#### EXERCISE BRIEF:
Look through the data and write out every line with the word "color" in it.
— begin —
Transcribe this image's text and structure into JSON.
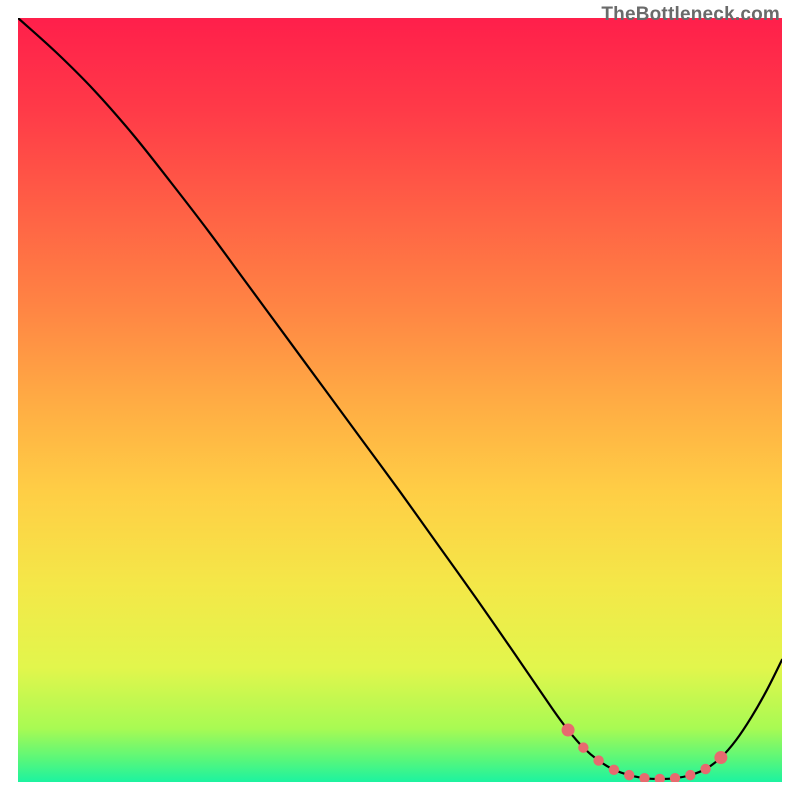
{
  "watermark": "TheBottleneck.com",
  "chart_data": {
    "type": "line",
    "title": "",
    "xlabel": "",
    "ylabel": "",
    "xlim": [
      0,
      100
    ],
    "ylim": [
      0,
      100
    ],
    "grid": false,
    "series": [
      {
        "name": "curve",
        "x": [
          0,
          5,
          10,
          15,
          20,
          25,
          30,
          35,
          40,
          45,
          50,
          55,
          60,
          65,
          70,
          72,
          74,
          76,
          78,
          80,
          82,
          84,
          86,
          88,
          90,
          92,
          94,
          96,
          98,
          100
        ],
        "y": [
          100,
          95.5,
          90.5,
          84.8,
          78.5,
          72.0,
          65.2,
          58.4,
          51.6,
          44.8,
          38.0,
          31.0,
          24.0,
          16.8,
          9.5,
          6.8,
          4.5,
          2.8,
          1.6,
          0.9,
          0.5,
          0.4,
          0.5,
          0.9,
          1.7,
          3.2,
          5.5,
          8.5,
          12.0,
          16.0
        ]
      }
    ],
    "markers": {
      "name": "min-region",
      "x": [
        72,
        74,
        76,
        78,
        80,
        82,
        84,
        86,
        88,
        90,
        92
      ],
      "y": [
        6.8,
        4.5,
        2.8,
        1.6,
        0.9,
        0.5,
        0.4,
        0.5,
        0.9,
        1.7,
        3.2
      ]
    },
    "background_gradient": {
      "stops": [
        {
          "offset": 0.0,
          "color": "#ff1f4b"
        },
        {
          "offset": 0.12,
          "color": "#ff3a48"
        },
        {
          "offset": 0.25,
          "color": "#ff6045"
        },
        {
          "offset": 0.38,
          "color": "#ff8544"
        },
        {
          "offset": 0.5,
          "color": "#ffab44"
        },
        {
          "offset": 0.62,
          "color": "#ffce45"
        },
        {
          "offset": 0.74,
          "color": "#f4e748"
        },
        {
          "offset": 0.85,
          "color": "#e2f64c"
        },
        {
          "offset": 0.93,
          "color": "#a8fa53"
        },
        {
          "offset": 0.97,
          "color": "#59f77a"
        },
        {
          "offset": 1.0,
          "color": "#1cf3a0"
        }
      ]
    }
  }
}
— end —
#### COMPLETE RESPONSE:
          "color": "#ff1f4b"
          "color": "#ff3a48"
          "color": "#ff6045"
          "color": "#ff8544"
          "color": "#ffab44"
          "color": "#ffce45"
          "color": "#f4e748"
          "color": "#e2f64c"
          "color": "#a8fa53"
          "color": "#59f77a"
          "color": "#1cf3a0"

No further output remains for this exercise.